Challenge:
Render the stretch of material from the line containing "Where is each" through the line containing "pinned-tab[interactable] xyxy=(774,4,820,36)" as a Markdown table with the columns No. and Line. Give one numbered row per line and skip any blank lines.

[Excerpts from a layout annotation set]

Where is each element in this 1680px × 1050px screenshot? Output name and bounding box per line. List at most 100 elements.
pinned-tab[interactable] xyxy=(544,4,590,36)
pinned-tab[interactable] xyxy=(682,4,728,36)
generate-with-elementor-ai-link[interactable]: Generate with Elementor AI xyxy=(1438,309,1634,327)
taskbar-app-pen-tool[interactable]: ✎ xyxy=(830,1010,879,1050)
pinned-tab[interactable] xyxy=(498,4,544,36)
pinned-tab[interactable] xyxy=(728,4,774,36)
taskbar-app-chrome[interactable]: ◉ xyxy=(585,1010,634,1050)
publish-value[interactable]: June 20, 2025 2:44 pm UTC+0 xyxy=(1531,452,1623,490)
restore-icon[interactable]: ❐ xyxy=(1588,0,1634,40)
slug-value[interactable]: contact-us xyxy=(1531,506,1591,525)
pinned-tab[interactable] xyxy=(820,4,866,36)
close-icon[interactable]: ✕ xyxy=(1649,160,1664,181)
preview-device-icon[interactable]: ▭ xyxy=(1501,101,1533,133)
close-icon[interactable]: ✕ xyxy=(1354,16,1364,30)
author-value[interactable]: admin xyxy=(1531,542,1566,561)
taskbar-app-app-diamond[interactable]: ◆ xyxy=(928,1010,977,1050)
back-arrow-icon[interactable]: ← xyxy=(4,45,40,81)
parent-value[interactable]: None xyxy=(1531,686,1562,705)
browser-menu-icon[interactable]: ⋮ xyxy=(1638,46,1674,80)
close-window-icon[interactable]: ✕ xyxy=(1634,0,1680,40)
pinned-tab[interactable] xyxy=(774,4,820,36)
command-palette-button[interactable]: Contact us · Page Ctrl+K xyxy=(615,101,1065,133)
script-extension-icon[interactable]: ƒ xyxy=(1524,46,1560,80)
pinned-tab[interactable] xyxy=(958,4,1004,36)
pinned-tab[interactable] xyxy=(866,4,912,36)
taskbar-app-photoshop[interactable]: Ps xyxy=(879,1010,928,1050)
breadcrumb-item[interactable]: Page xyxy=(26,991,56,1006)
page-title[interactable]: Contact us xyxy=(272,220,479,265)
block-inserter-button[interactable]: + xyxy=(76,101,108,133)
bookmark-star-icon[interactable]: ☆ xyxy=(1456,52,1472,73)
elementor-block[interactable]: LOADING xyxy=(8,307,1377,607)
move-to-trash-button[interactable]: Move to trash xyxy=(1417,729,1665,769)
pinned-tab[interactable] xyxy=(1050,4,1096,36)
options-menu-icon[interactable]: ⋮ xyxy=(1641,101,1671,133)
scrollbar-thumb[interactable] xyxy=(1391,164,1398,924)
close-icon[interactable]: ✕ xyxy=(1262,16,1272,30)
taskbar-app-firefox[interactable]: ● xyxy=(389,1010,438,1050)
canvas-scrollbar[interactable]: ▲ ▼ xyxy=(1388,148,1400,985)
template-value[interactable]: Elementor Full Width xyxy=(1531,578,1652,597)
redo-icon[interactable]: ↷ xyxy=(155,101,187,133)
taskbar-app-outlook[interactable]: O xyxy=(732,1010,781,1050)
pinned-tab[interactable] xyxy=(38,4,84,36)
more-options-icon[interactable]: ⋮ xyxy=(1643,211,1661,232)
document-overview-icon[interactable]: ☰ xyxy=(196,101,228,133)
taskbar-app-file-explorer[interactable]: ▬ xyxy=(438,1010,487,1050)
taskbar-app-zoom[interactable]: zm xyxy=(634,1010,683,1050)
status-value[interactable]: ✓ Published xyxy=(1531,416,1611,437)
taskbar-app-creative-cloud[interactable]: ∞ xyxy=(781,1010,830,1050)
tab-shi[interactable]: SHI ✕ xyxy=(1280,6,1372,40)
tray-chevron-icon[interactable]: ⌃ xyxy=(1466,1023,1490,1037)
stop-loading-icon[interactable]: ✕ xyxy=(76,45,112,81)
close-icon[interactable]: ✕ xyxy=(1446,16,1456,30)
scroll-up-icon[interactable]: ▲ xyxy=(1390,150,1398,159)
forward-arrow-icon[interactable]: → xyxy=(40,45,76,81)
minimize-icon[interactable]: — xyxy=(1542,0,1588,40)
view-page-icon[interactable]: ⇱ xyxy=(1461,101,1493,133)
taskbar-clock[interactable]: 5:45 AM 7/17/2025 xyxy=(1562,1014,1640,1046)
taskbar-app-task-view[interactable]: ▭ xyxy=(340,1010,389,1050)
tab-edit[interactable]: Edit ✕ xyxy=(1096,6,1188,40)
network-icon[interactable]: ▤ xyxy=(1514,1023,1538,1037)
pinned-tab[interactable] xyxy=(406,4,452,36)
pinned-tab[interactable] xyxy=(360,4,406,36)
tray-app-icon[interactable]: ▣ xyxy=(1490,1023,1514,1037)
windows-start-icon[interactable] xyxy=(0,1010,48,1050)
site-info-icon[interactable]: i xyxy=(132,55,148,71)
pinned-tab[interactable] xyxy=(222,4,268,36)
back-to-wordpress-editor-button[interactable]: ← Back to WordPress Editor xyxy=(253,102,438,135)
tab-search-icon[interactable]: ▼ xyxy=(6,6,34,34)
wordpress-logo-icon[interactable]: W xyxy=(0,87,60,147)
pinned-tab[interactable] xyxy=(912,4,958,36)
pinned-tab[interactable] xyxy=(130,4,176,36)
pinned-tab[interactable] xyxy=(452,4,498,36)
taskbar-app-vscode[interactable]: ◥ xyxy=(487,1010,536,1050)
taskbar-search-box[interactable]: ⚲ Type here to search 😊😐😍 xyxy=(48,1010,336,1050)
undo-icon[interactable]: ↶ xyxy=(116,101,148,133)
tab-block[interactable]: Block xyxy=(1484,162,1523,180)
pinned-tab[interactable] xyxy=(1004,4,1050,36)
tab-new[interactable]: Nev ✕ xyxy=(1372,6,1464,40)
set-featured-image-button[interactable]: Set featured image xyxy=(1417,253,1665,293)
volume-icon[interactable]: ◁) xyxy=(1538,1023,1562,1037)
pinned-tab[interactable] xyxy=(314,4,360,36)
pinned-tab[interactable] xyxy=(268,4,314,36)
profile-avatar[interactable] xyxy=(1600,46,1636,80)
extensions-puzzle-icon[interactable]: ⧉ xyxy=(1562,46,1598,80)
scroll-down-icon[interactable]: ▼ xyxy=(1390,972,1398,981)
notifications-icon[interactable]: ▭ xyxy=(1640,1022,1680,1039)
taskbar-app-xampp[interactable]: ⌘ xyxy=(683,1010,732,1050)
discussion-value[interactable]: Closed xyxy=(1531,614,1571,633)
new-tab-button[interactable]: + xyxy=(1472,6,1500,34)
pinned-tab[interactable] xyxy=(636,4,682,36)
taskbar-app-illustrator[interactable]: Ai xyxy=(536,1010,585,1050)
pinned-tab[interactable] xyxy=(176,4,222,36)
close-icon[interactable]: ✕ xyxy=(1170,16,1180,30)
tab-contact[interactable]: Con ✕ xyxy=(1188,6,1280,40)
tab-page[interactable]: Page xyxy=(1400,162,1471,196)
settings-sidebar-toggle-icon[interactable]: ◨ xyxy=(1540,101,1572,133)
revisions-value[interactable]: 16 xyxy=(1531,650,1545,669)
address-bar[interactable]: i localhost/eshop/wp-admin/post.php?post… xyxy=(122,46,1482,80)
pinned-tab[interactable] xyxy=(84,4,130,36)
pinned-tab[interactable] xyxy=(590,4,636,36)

==

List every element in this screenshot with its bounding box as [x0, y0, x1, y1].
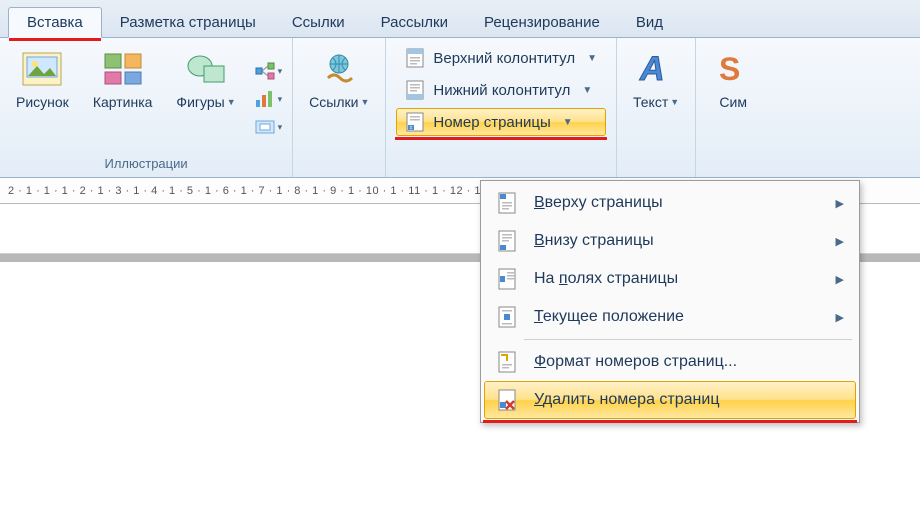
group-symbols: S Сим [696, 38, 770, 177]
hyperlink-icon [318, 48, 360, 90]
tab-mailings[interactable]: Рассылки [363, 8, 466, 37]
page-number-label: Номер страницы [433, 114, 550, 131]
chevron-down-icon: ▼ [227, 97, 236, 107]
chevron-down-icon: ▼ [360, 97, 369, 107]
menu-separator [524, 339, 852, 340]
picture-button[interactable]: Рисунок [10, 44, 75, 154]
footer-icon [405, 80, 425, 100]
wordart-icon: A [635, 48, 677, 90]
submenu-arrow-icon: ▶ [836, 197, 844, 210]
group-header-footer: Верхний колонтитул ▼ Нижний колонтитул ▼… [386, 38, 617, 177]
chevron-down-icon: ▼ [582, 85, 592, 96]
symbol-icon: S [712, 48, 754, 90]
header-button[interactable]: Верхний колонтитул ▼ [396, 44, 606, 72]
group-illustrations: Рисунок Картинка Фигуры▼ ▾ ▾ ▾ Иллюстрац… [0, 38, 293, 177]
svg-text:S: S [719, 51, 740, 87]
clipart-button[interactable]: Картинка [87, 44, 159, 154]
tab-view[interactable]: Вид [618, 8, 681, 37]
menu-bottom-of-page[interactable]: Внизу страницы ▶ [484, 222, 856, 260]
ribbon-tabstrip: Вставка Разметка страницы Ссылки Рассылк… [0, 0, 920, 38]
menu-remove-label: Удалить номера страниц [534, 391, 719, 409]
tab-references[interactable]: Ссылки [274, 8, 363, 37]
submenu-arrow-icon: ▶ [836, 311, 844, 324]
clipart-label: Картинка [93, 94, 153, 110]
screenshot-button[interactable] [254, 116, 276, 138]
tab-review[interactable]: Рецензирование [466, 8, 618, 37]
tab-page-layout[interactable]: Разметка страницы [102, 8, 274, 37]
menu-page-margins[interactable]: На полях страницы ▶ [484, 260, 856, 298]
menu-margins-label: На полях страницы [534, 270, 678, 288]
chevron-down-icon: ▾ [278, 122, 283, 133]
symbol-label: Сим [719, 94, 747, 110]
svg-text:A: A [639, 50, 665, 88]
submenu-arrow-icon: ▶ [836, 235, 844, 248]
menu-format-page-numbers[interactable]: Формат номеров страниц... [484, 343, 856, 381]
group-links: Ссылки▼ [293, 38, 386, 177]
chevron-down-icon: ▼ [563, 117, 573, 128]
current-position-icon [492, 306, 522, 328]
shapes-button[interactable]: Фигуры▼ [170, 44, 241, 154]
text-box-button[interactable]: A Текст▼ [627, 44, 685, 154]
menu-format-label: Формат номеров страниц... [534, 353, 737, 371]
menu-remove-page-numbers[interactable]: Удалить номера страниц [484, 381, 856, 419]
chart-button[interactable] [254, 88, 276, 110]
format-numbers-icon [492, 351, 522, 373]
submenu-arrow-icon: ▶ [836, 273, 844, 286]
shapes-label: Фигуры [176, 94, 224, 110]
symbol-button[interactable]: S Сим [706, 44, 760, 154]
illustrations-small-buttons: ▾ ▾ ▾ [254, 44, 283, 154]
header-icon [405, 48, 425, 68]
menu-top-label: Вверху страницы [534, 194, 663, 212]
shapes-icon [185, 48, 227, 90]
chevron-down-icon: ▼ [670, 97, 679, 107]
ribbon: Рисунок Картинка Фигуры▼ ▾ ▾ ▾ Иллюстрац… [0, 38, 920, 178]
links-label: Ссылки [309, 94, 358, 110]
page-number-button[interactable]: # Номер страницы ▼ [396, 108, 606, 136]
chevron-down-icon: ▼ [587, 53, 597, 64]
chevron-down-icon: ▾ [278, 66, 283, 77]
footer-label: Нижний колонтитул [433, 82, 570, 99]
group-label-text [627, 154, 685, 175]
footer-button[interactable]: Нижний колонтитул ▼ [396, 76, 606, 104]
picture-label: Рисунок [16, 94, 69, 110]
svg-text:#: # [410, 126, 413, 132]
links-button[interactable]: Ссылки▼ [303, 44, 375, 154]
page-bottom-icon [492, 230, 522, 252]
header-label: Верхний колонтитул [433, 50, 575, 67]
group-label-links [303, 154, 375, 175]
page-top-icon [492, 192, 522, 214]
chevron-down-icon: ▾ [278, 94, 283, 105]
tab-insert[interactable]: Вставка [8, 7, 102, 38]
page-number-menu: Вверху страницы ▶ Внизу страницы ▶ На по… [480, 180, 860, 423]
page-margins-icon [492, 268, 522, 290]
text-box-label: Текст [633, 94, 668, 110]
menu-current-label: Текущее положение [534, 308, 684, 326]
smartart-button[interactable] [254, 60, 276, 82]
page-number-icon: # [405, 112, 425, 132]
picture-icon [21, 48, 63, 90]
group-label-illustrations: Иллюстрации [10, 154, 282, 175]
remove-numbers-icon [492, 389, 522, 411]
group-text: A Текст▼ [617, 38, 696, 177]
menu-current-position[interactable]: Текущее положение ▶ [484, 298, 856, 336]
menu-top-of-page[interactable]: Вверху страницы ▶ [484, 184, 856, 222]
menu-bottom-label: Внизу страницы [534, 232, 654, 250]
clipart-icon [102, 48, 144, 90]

Response for this exercise:
| No. | Line |
|---|---|
| 1 | Where is each element in this 1680px × 1050px screenshot? Output name and bounding box per line. List at most 100 elements. |
| 2 | pinned-tab[interactable] xyxy=(544,4,590,36) |
| 3 | pinned-tab[interactable] xyxy=(682,4,728,36) |
| 4 | generate-with-elementor-ai-link[interactable]: Generate with Elementor AI xyxy=(1438,309,1634,327) |
| 5 | taskbar-app-pen-tool[interactable]: ✎ xyxy=(830,1010,879,1050) |
| 6 | pinned-tab[interactable] xyxy=(498,4,544,36) |
| 7 | pinned-tab[interactable] xyxy=(728,4,774,36) |
| 8 | taskbar-app-chrome[interactable]: ◉ xyxy=(585,1010,634,1050) |
| 9 | publish-value[interactable]: June 20, 2025 2:44 pm UTC+0 xyxy=(1531,452,1623,490) |
| 10 | restore-icon[interactable]: ❐ xyxy=(1588,0,1634,40) |
| 11 | slug-value[interactable]: contact-us xyxy=(1531,506,1591,525) |
| 12 | pinned-tab[interactable] xyxy=(820,4,866,36) |
| 13 | close-icon[interactable]: ✕ xyxy=(1649,160,1664,181) |
| 14 | preview-device-icon[interactable]: ▭ xyxy=(1501,101,1533,133) |
| 15 | close-icon[interactable]: ✕ xyxy=(1354,16,1364,30) |
| 16 | author-value[interactable]: admin xyxy=(1531,542,1566,561) |
| 17 | taskbar-app-app-diamond[interactable]: ◆ xyxy=(928,1010,977,1050) |
| 18 | back-arrow-icon[interactable]: ← xyxy=(4,45,40,81) |
| 19 | parent-value[interactable]: None xyxy=(1531,686,1562,705) |
| 20 | browser-menu-icon[interactable]: ⋮ xyxy=(1638,46,1674,80) |
| 21 | close-window-icon[interactable]: ✕ xyxy=(1634,0,1680,40) |
| 22 | pinned-tab[interactable] xyxy=(774,4,820,36) |